Do this. Every line of the material is to be quoted verbatim, minus the pictures.

Data entries
______

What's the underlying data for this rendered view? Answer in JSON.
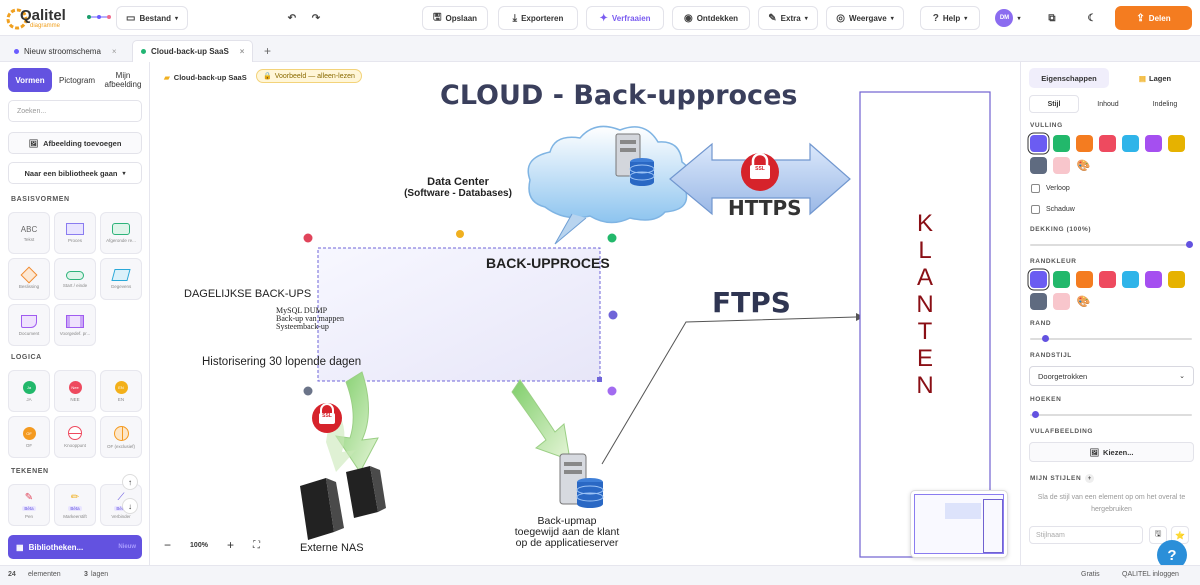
{
  "app": {
    "logo_text": "Qalitel",
    "logo_sub": "diagramme"
  },
  "toolbar": {
    "file": "Bestand",
    "save": "Opslaan",
    "export": "Exporteren",
    "ask": "Verfraaien",
    "discover": "Ontdekken",
    "extra": "Extra",
    "view": "Weergave",
    "help": "Help",
    "avatar": "DM",
    "share": "Delen"
  },
  "tabs": [
    {
      "label": "Nieuw stroomschema",
      "color": "#6a5cff"
    },
    {
      "label": "Cloud-back-up SaaS",
      "color": "#22b573"
    }
  ],
  "sidebar": {
    "tabs": [
      "Vormen",
      "Pictogram",
      "Mijn afbeelding"
    ],
    "search_placeholder": "Zoeken...",
    "add_image": "Afbeelding toevoegen",
    "goto_library": "Naar een bibliotheek gaan",
    "sections": {
      "basic": "BASISVORMEN",
      "logic": "LOGICA",
      "draw": "TEKENEN"
    },
    "basic_shapes": [
      "Tekst",
      "Proces",
      "Afgeronde re...",
      "Beslissing",
      "Start / einde",
      "Gegevens",
      "Document",
      "Voorgedef. pr..."
    ],
    "basic_text": "ABC",
    "logic_shapes": [
      "JA",
      "NEE",
      "EN",
      "OF",
      "Knooppunt",
      "OF (exclusief)"
    ],
    "logic_marks": [
      "Ja",
      "Nee",
      "EN",
      "OF"
    ],
    "draw_shapes": [
      "Pen",
      "Markeerstift",
      "Verbinder"
    ],
    "draw_tag": "Bèta",
    "library_button": "Bibliotheken...",
    "library_badge": "Nieuw"
  },
  "canvas": {
    "breadcrumb": "Cloud-back-up SaaS",
    "readonly_badge": "Voorbeeld — alleen-lezen",
    "title": "CLOUD - Back-upproces",
    "data_center": "Data Center",
    "data_center_sub": "(Software - Databases)",
    "https": "HTTPS",
    "ssl": "SSL",
    "back_upproces": "BACK-UPPROCES",
    "daily": "DAGELIJKSE BACK-UPS",
    "mysql_lines": [
      "MySQL DUMP",
      "Back-up van mappen",
      "Systeemback-up"
    ],
    "history": "Historisering 30 lopende dagen",
    "ftps": "FTPS",
    "clients_letters": [
      "K",
      "L",
      "A",
      "N",
      "T",
      "E",
      "N"
    ],
    "external_nas": "Externe NAS",
    "backup_lines": [
      "Back-upmap",
      "toegewijd aan de klant",
      "op de applicatieserver"
    ],
    "zoom": "100%"
  },
  "right_panel": {
    "tabs": [
      "Eigenschappen",
      "Lagen"
    ],
    "subtabs": [
      "Stijl",
      "Inhoud",
      "Indeling"
    ],
    "fill_label": "VULLING",
    "fill_colors": [
      "#6b5cf2",
      "#22b86b",
      "#f47c20",
      "#ee4a5f",
      "#2fb4e9",
      "#a54ff0",
      "#e6b200",
      "#5f6b80",
      "#f8c6cc"
    ],
    "gradient": "Verloop",
    "shadow": "Schaduw",
    "opacity_label": "DEKKING (100%)",
    "border_color_label": "RANDKLEUR",
    "border_label": "RAND",
    "border_style_label": "RANDSTIJL",
    "border_style": "Doorgetrokken",
    "corners_label": "HOEKEN",
    "fill_image_label": "VULAFBEELDING",
    "choose": "Kiezen...",
    "my_styles": "MIJN STIJLEN",
    "my_styles_hint": "Sla de stijl van een element op om het overal te hergebruiken",
    "style_name_placeholder": "Stijlnaam"
  },
  "status": {
    "elements_count": "24",
    "elements_label": "elementen",
    "layers_count": "3",
    "layers_label": "lagen",
    "plan": "Gratis",
    "login": "QALITEL inloggen"
  }
}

______

Result.
What's the underlying data for this rendered view? Answer in JSON.
{
  "app": {
    "logo_text": "Qalitel",
    "logo_sub": "diagramme"
  },
  "toolbar": {
    "file": "Bestand",
    "save": "Opslaan",
    "export": "Exporteren",
    "ask": "Verfraaien",
    "discover": "Ontdekken",
    "extra": "Extra",
    "view": "Weergave",
    "help": "Help",
    "avatar": "DM",
    "share": "Delen"
  },
  "tabs": [
    {
      "label": "Nieuw stroomschema",
      "color": "#6a5cff"
    },
    {
      "label": "Cloud-back-up SaaS",
      "color": "#22b573"
    }
  ],
  "sidebar": {
    "tabs": [
      "Vormen",
      "Pictogram",
      "Mijn afbeelding"
    ],
    "search_placeholder": "Zoeken...",
    "add_image": "Afbeelding toevoegen",
    "goto_library": "Naar een bibliotheek gaan",
    "sections": {
      "basic": "BASISVORMEN",
      "logic": "LOGICA",
      "draw": "TEKENEN"
    },
    "basic_shapes": [
      "Tekst",
      "Proces",
      "Afgeronde re...",
      "Beslissing",
      "Start / einde",
      "Gegevens",
      "Document",
      "Voorgedef. pr..."
    ],
    "basic_text": "ABC",
    "logic_shapes": [
      "JA",
      "NEE",
      "EN",
      "OF",
      "Knooppunt",
      "OF (exclusief)"
    ],
    "logic_marks": [
      "Ja",
      "Nee",
      "EN",
      "OF"
    ],
    "draw_shapes": [
      "Pen",
      "Markeerstift",
      "Verbinder"
    ],
    "draw_tag": "Bèta",
    "library_button": "Bibliotheken...",
    "library_badge": "Nieuw"
  },
  "canvas": {
    "breadcrumb": "Cloud-back-up SaaS",
    "readonly_badge": "Voorbeeld — alleen-lezen",
    "title": "CLOUD - Back-upproces",
    "data_center": "Data Center",
    "data_center_sub": "(Software - Databases)",
    "https": "HTTPS",
    "ssl": "SSL",
    "back_upproces": "BACK-UPPROCES",
    "daily": "DAGELIJKSE BACK-UPS",
    "mysql_lines": [
      "MySQL DUMP",
      "Back-up van mappen",
      "Systeemback-up"
    ],
    "history": "Historisering 30 lopende dagen",
    "ftps": "FTPS",
    "clients_letters": [
      "K",
      "L",
      "A",
      "N",
      "T",
      "E",
      "N"
    ],
    "external_nas": "Externe NAS",
    "backup_lines": [
      "Back-upmap",
      "toegewijd aan de klant",
      "op de applicatieserver"
    ],
    "zoom": "100%"
  },
  "right_panel": {
    "tabs": [
      "Eigenschappen",
      "Lagen"
    ],
    "subtabs": [
      "Stijl",
      "Inhoud",
      "Indeling"
    ],
    "fill_label": "VULLING",
    "fill_colors": [
      "#6b5cf2",
      "#22b86b",
      "#f47c20",
      "#ee4a5f",
      "#2fb4e9",
      "#a54ff0",
      "#e6b200",
      "#5f6b80",
      "#f8c6cc"
    ],
    "gradient": "Verloop",
    "shadow": "Schaduw",
    "opacity_label": "DEKKING (100%)",
    "border_color_label": "RANDKLEUR",
    "border_label": "RAND",
    "border_style_label": "RANDSTIJL",
    "border_style": "Doorgetrokken",
    "corners_label": "HOEKEN",
    "fill_image_label": "VULAFBEELDING",
    "choose": "Kiezen...",
    "my_styles": "MIJN STIJLEN",
    "my_styles_hint": "Sla de stijl van een element op om het overal te hergebruiken",
    "style_name_placeholder": "Stijlnaam"
  },
  "status": {
    "elements_count": "24",
    "elements_label": "elementen",
    "layers_count": "3",
    "layers_label": "lagen",
    "plan": "Gratis",
    "login": "QALITEL inloggen"
  }
}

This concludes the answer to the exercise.